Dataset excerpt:

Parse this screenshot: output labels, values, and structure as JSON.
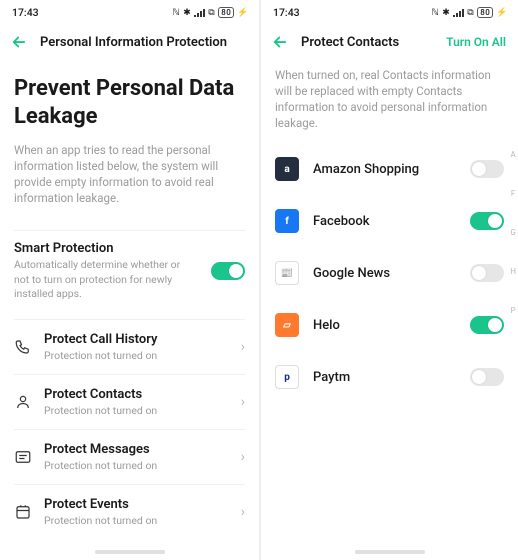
{
  "status": {
    "time": "17:43",
    "icons_right": "N ✻ 📶 ⏻ 📷 ⚡"
  },
  "left": {
    "header_title": "Personal Information Protection",
    "big_title": "Prevent Personal Data Leakage",
    "description": "When an app tries to read the personal information listed below, the system will provide empty information to avoid real information leakage.",
    "smart": {
      "title": "Smart Protection",
      "sub": "Automatically determine whether or not to turn on protection for newly installed apps.",
      "on": true
    },
    "items": [
      {
        "title": "Protect Call History",
        "sub": "Protection not turned on"
      },
      {
        "title": "Protect Contacts",
        "sub": "Protection not turned on"
      },
      {
        "title": "Protect Messages",
        "sub": "Protection not turned on"
      },
      {
        "title": "Protect Events",
        "sub": "Protection not turned on"
      }
    ]
  },
  "right": {
    "header_title": "Protect Contacts",
    "header_action": "Turn On All",
    "description": "When turned on, real Contacts information will be replaced with empty Contacts information to avoid personal information leakage.",
    "apps": [
      {
        "name": "Amazon Shopping",
        "on": false,
        "bg": "#232f3e",
        "label": "a"
      },
      {
        "name": "Facebook",
        "on": true,
        "bg": "#1877f2",
        "label": "f"
      },
      {
        "name": "Google News",
        "on": false,
        "bg": "#ffffff",
        "label": "📰",
        "border": true
      },
      {
        "name": "Helo",
        "on": true,
        "bg": "#ff7a2e",
        "label": "▱"
      },
      {
        "name": "Paytm",
        "on": false,
        "bg": "#ffffff",
        "label": "p",
        "fg": "#172b85",
        "border": true
      }
    ],
    "index_letters": [
      "A",
      "F",
      "G",
      "H",
      "P"
    ]
  }
}
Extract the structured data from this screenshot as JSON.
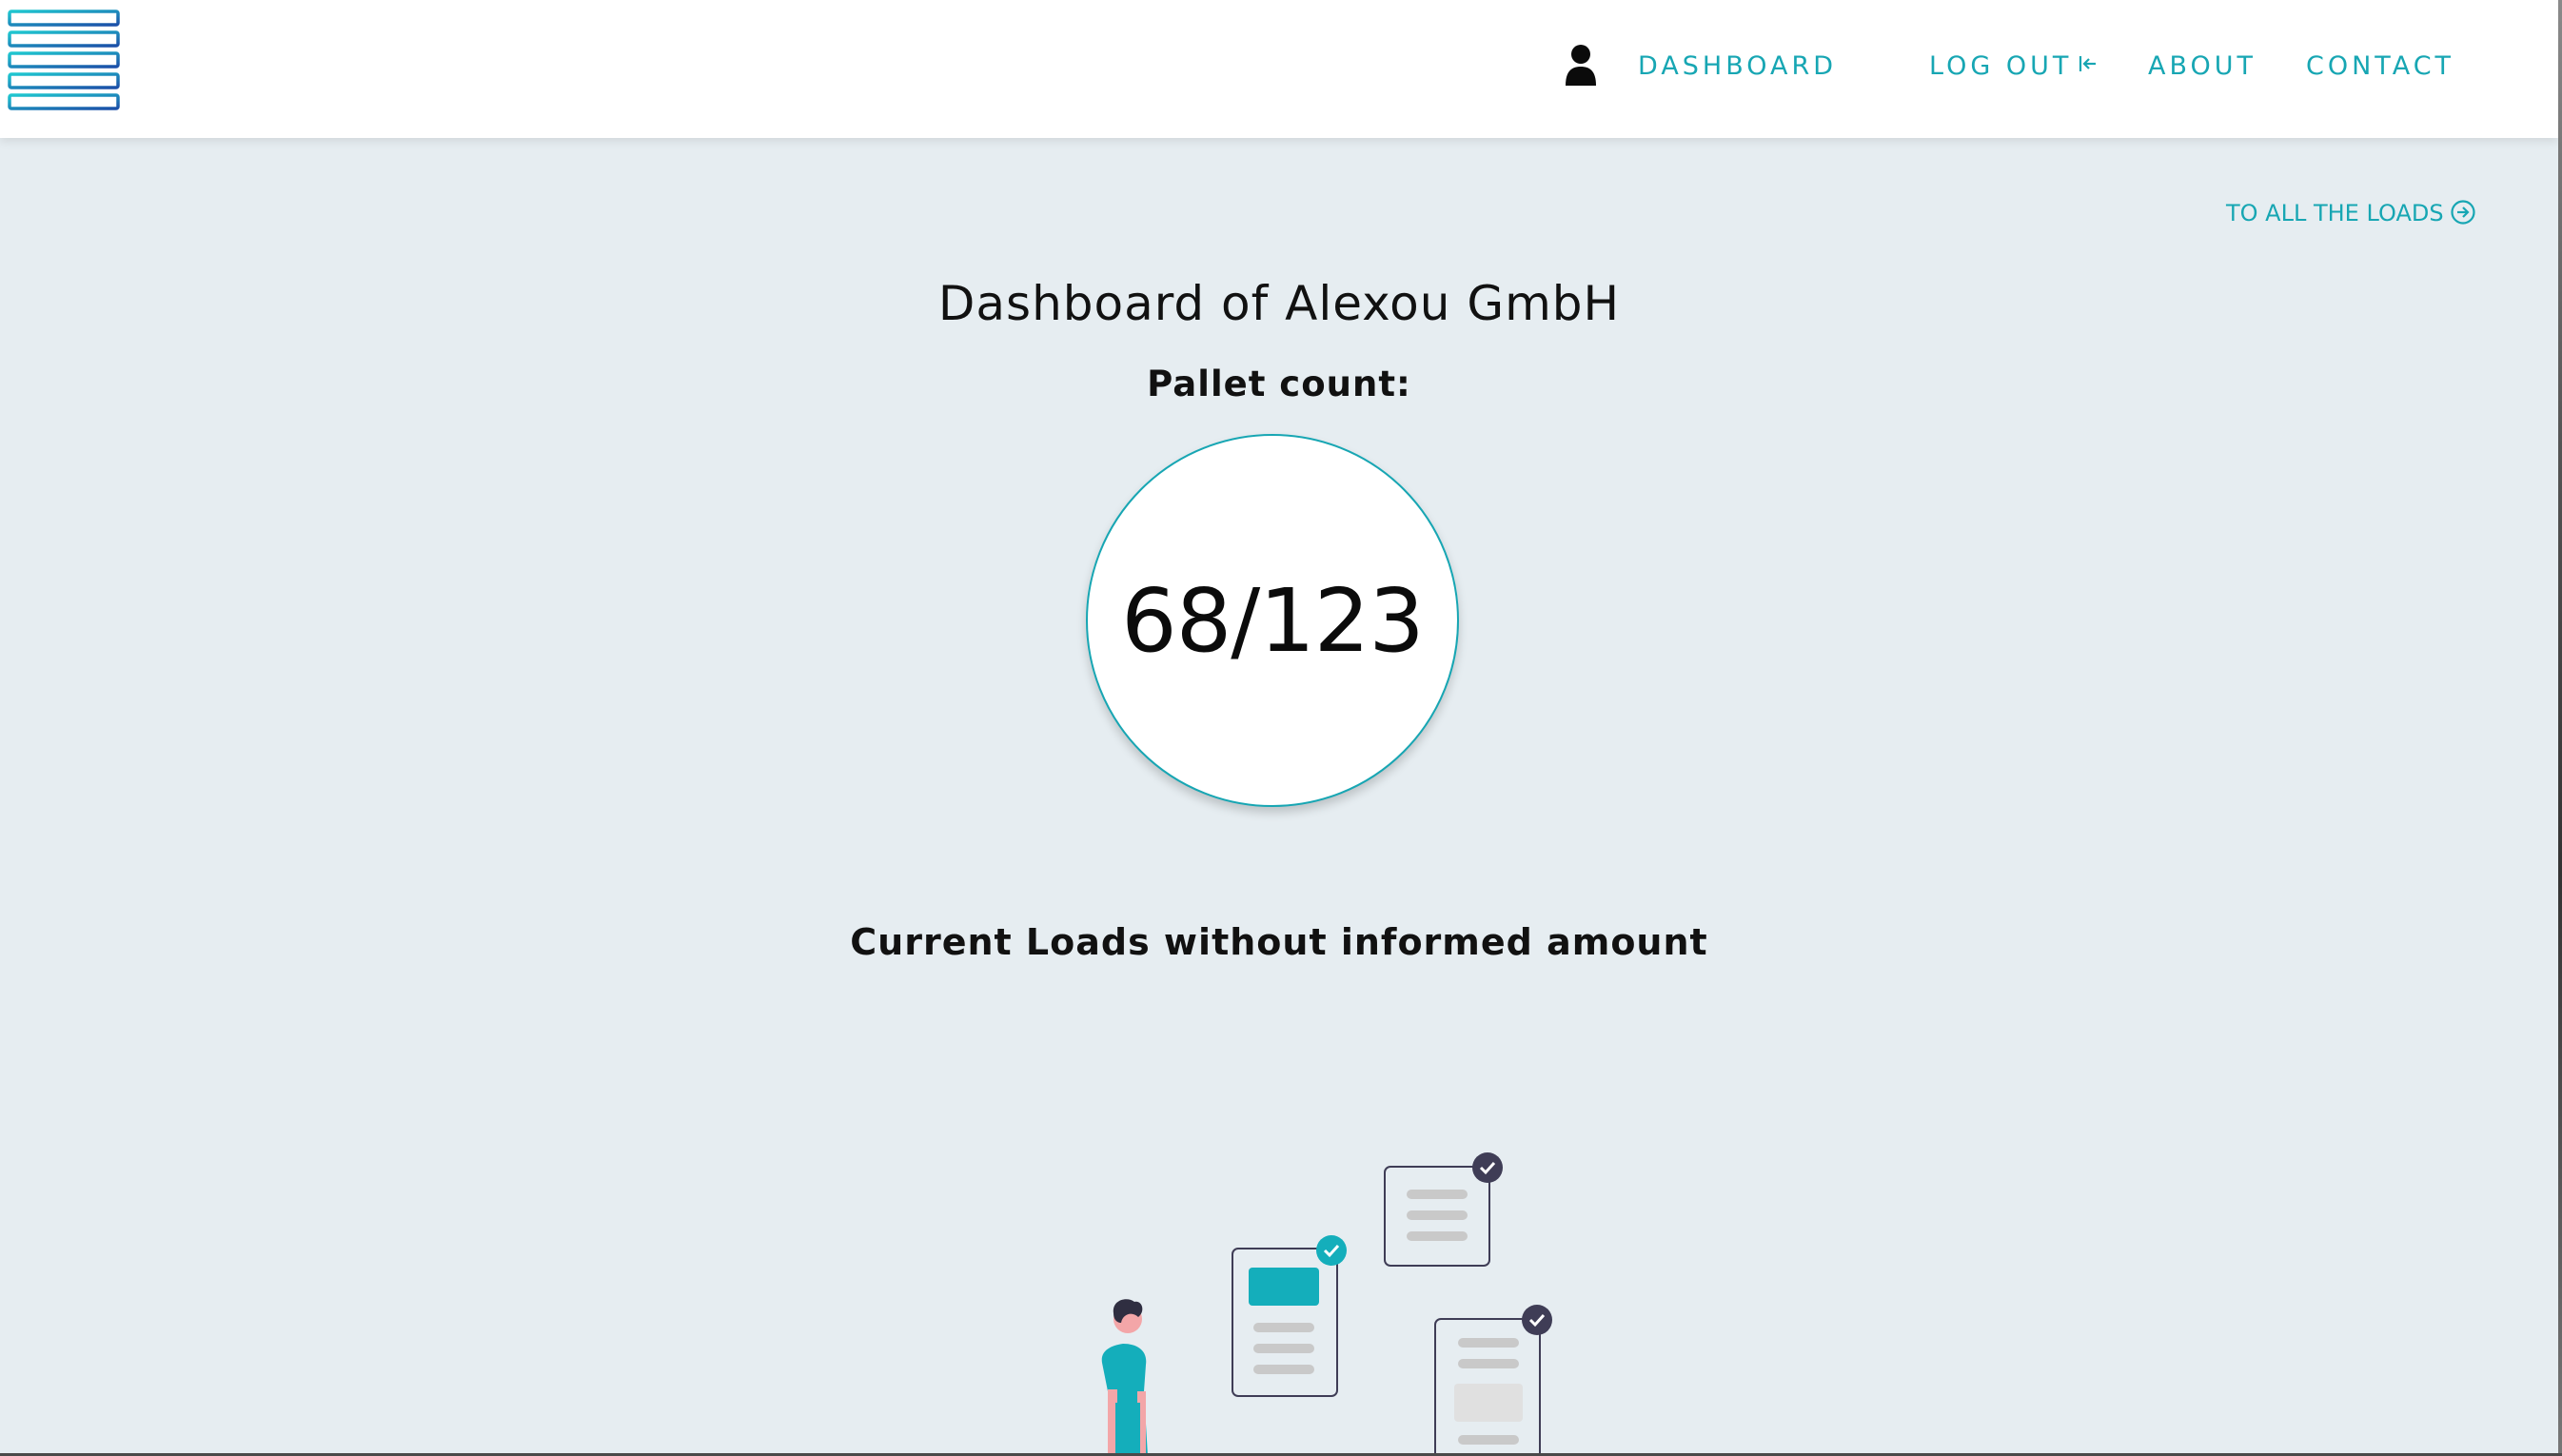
{
  "colors": {
    "accent": "#17a6b3",
    "background": "#e6edf1",
    "navbar": "#ffffff",
    "text": "#111111"
  },
  "navbar": {
    "logo": "pallet-stack-logo",
    "user_icon": "user-icon",
    "items": [
      {
        "label": "DASHBOARD"
      },
      {
        "label": "LOG OUT",
        "icon": "logout-icon"
      },
      {
        "label": "ABOUT"
      },
      {
        "label": "CONTACT"
      }
    ]
  },
  "main": {
    "all_loads_link": {
      "label": "TO ALL THE LOADS",
      "icon": "arrow-right-circle-icon"
    },
    "title": "Dashboard of Alexou GmbH",
    "pallet_count_label": "Pallet count:",
    "pallet_count_value": "68/123",
    "section_title": "Current Loads without informed amount",
    "illustration": "empty-state-documents-illustration"
  }
}
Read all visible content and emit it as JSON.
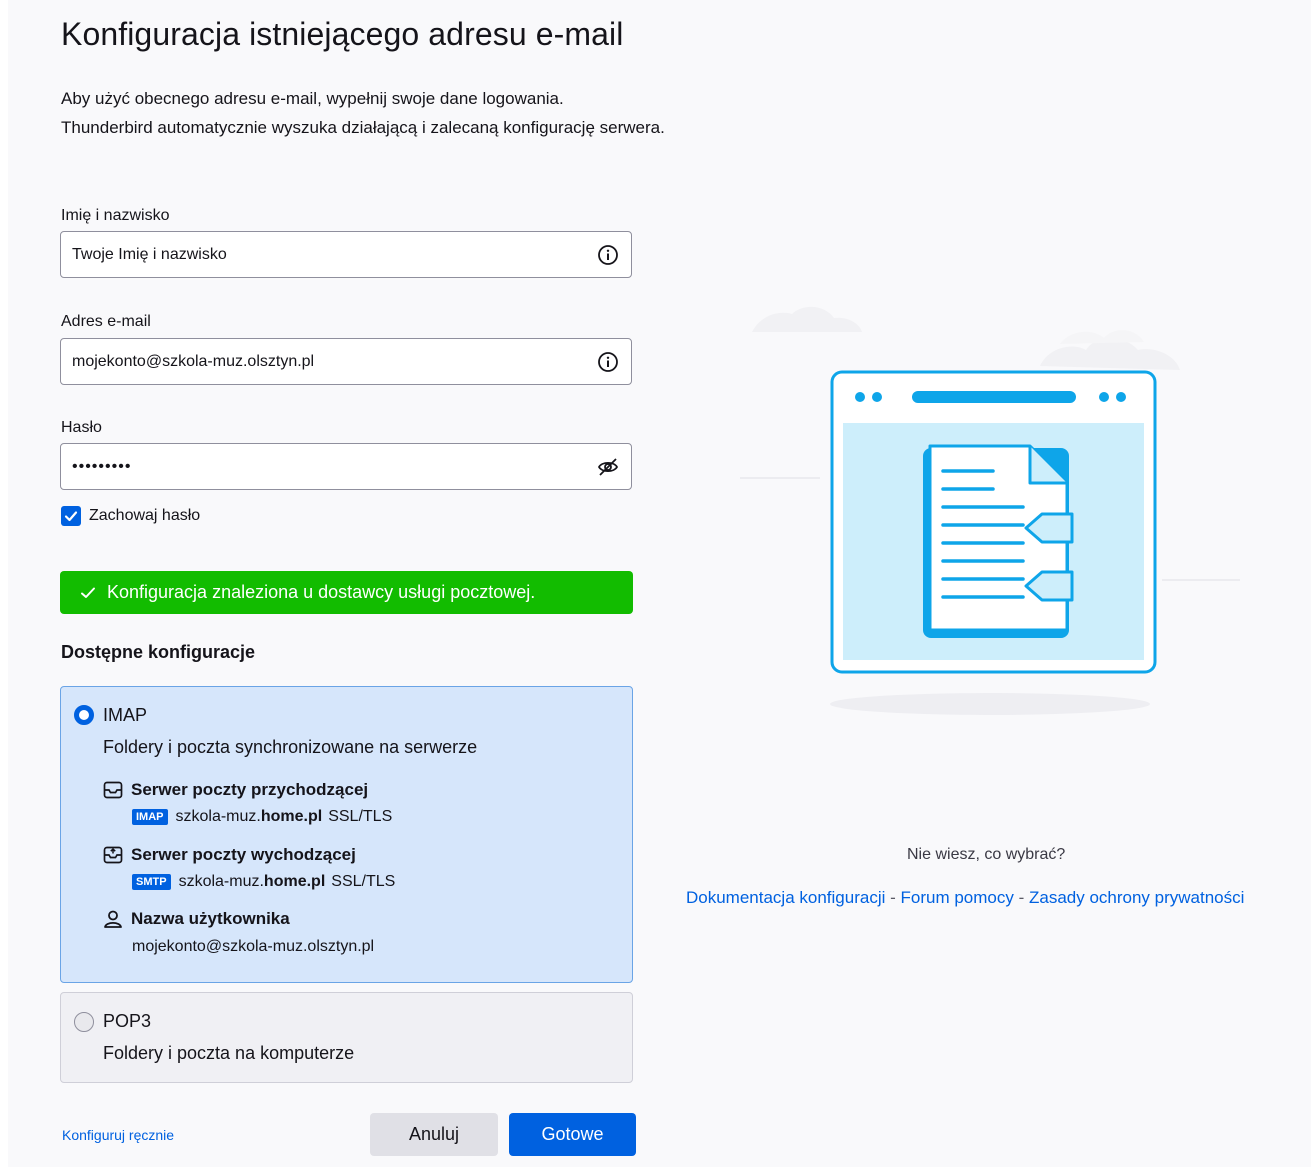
{
  "page": {
    "title": "Konfiguracja istniejącego adresu e-mail",
    "subtitle_line1": "Aby użyć obecnego adresu e-mail, wypełnij swoje dane logowania.",
    "subtitle_line2": "Thunderbird automatycznie wyszuka działającą i zalecaną konfigurację serwera."
  },
  "form": {
    "name_label": "Imię i nazwisko",
    "name_value": "Twoje Imię i nazwisko",
    "email_label": "Adres e-mail",
    "email_value": "mojekonto@szkola-muz.olsztyn.pl",
    "password_label": "Hasło",
    "password_value": "•••••••••",
    "remember_label": "Zachowaj hasło",
    "remember_checked": true
  },
  "status": {
    "message": "Konfiguracja znaleziona u dostawcy usługi pocztowej.",
    "color": "#12bc00"
  },
  "configs": {
    "heading": "Dostępne konfiguracje",
    "imap": {
      "name": "IMAP",
      "description": "Foldery i poczta synchronizowane na serwerze",
      "incoming_title": "Serwer poczty przychodzącej",
      "incoming_badge": "IMAP",
      "incoming_host_prefix": "szkola-muz.",
      "incoming_host_domain": "home.pl",
      "incoming_security": "SSL/TLS",
      "outgoing_title": "Serwer poczty wychodzącej",
      "outgoing_badge": "SMTP",
      "outgoing_host_prefix": "szkola-muz.",
      "outgoing_host_domain": "home.pl",
      "outgoing_security": "SSL/TLS",
      "username_title": "Nazwa użytkownika",
      "username_value": "mojekonto@szkola-muz.olsztyn.pl"
    },
    "pop3": {
      "name": "POP3",
      "description": "Foldery i poczta na komputerze"
    }
  },
  "actions": {
    "manual_config": "Konfiguruj ręcznie",
    "cancel": "Anuluj",
    "done": "Gotowe"
  },
  "help": {
    "question": "Nie wiesz, co wybrać?",
    "link_docs": "Dokumentacja konfiguracji",
    "link_forum": "Forum pomocy",
    "link_privacy": "Zasady ochrony prywatności",
    "separator": " - "
  },
  "colors": {
    "accent": "#0061e0",
    "selected_card": "#d6e6fb",
    "illustration_blue": "#0ea5e9"
  },
  "icons": {
    "name_info": "info-icon",
    "email_info": "info-icon",
    "password_toggle": "eye-slash-icon",
    "incoming": "inbox-icon",
    "outgoing": "outbox-icon",
    "user": "user-icon"
  }
}
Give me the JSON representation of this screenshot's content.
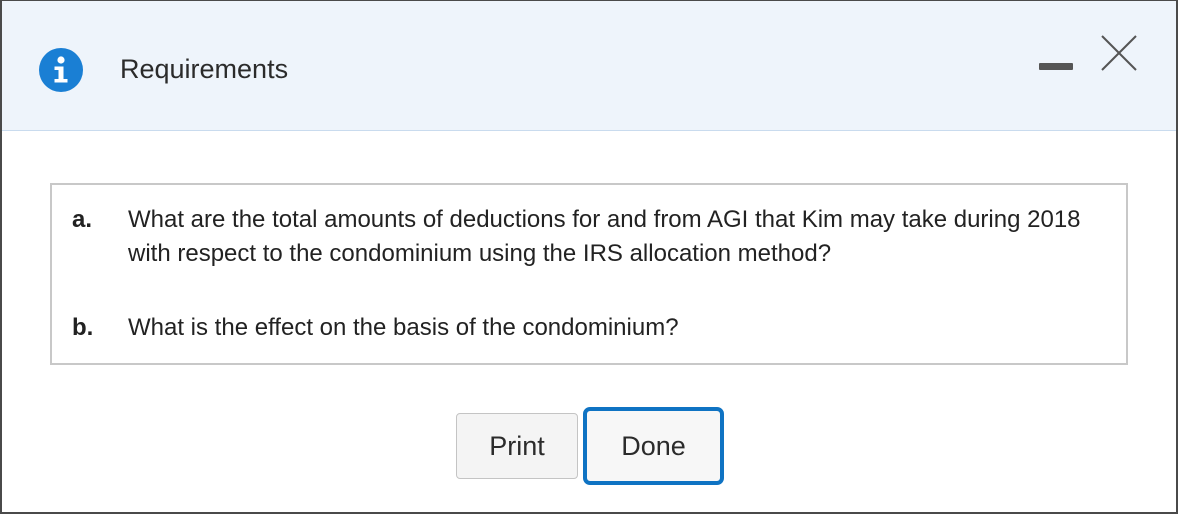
{
  "dialog": {
    "title": "Requirements",
    "icons": {
      "info": "info-icon",
      "minimize": "minimize-icon",
      "close": "close-icon"
    },
    "colors": {
      "accent": "#1a7fd4",
      "titlebar_bg": "#eef4fb",
      "done_border": "#0f73c3"
    }
  },
  "requirements": [
    {
      "letter": "a.",
      "text": "What are the total amounts of deductions for and from AGI that Kim may take during 2018 with respect to the condominium using the IRS allocation method?"
    },
    {
      "letter": "b.",
      "text": "What is the effect on the basis of the condominium?"
    }
  ],
  "buttons": {
    "print_label": "Print",
    "done_label": "Done"
  }
}
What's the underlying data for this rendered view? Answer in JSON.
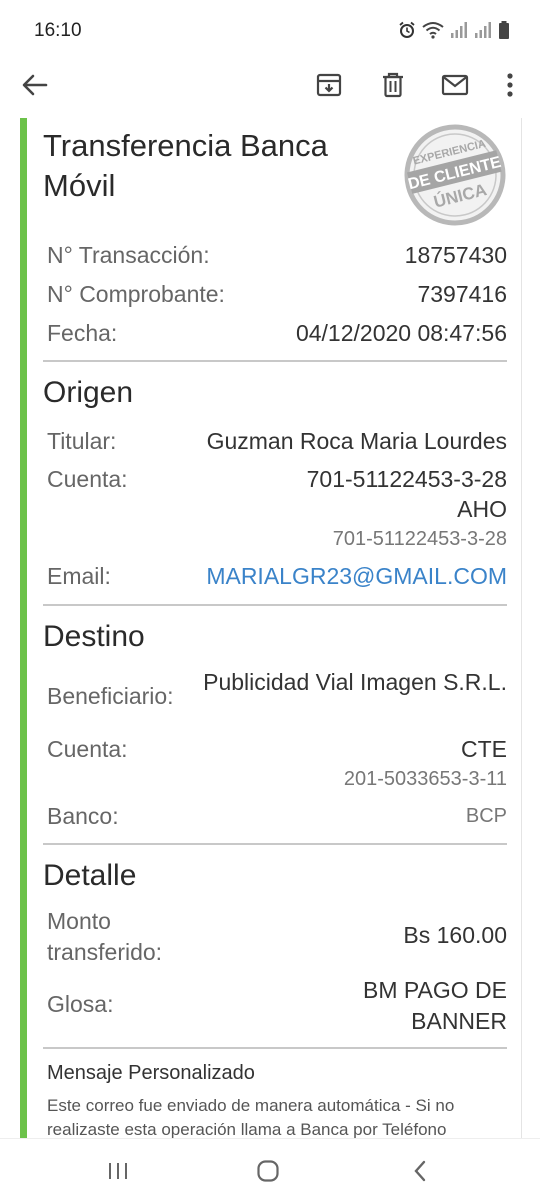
{
  "status": {
    "time": "16:10"
  },
  "icons": {
    "back": "arrow-left-icon",
    "archive": "archive-icon",
    "delete": "trash-icon",
    "mail": "mail-icon",
    "more": "more-vert-icon"
  },
  "email": {
    "title": "Transferencia Banca Móvil",
    "stamp": {
      "top": "EXPERIENCIA",
      "middle": "DE CLIENTE",
      "bottom": "ÚNICA"
    },
    "transaction": {
      "transaccion_label": "N° Transacción:",
      "transaccion_value": "18757430",
      "comprobante_label": "N° Comprobante:",
      "comprobante_value": "7397416",
      "fecha_label": "Fecha:",
      "fecha_value": "04/12/2020 08:47:56"
    },
    "origen": {
      "heading": "Origen",
      "titular_label": "Titular:",
      "titular_value": "Guzman Roca Maria Lourdes",
      "cuenta_label": "Cuenta:",
      "cuenta_line1": "701-51122453-3-28",
      "cuenta_line2": "AHO",
      "cuenta_sub": "701-51122453-3-28",
      "email_label": "Email:",
      "email_value": "MARIALGR23@GMAIL.COM"
    },
    "destino": {
      "heading": "Destino",
      "beneficiario_label": "Beneficiario:",
      "beneficiario_value": "Publicidad Vial Imagen S.R.L.",
      "cuenta_label": "Cuenta:",
      "cuenta_type": "CTE",
      "cuenta_sub": "201-5033653-3-11",
      "banco_label": "Banco:",
      "banco_value": "BCP"
    },
    "detalle": {
      "heading": "Detalle",
      "monto_label": "Monto transferido:",
      "monto_value": "Bs 160.00",
      "glosa_label": "Glosa:",
      "glosa_value": "BM PAGO DE BANNER"
    },
    "mensaje": {
      "title": "Mensaje Personalizado",
      "text": "Este correo fue enviado de manera automática - Si no realizaste esta operación llama a Banca por Teléfono"
    }
  },
  "colors": {
    "accent_bar": "#6cc24a",
    "link": "#3a83c9",
    "divider": "#c8c8c8"
  }
}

§ **EXERCISE INSTRUCTIONS**: Report how many lines in the records above contain the word "What", giving only the number.

§ **RESPONSE TO THE TASK**: 3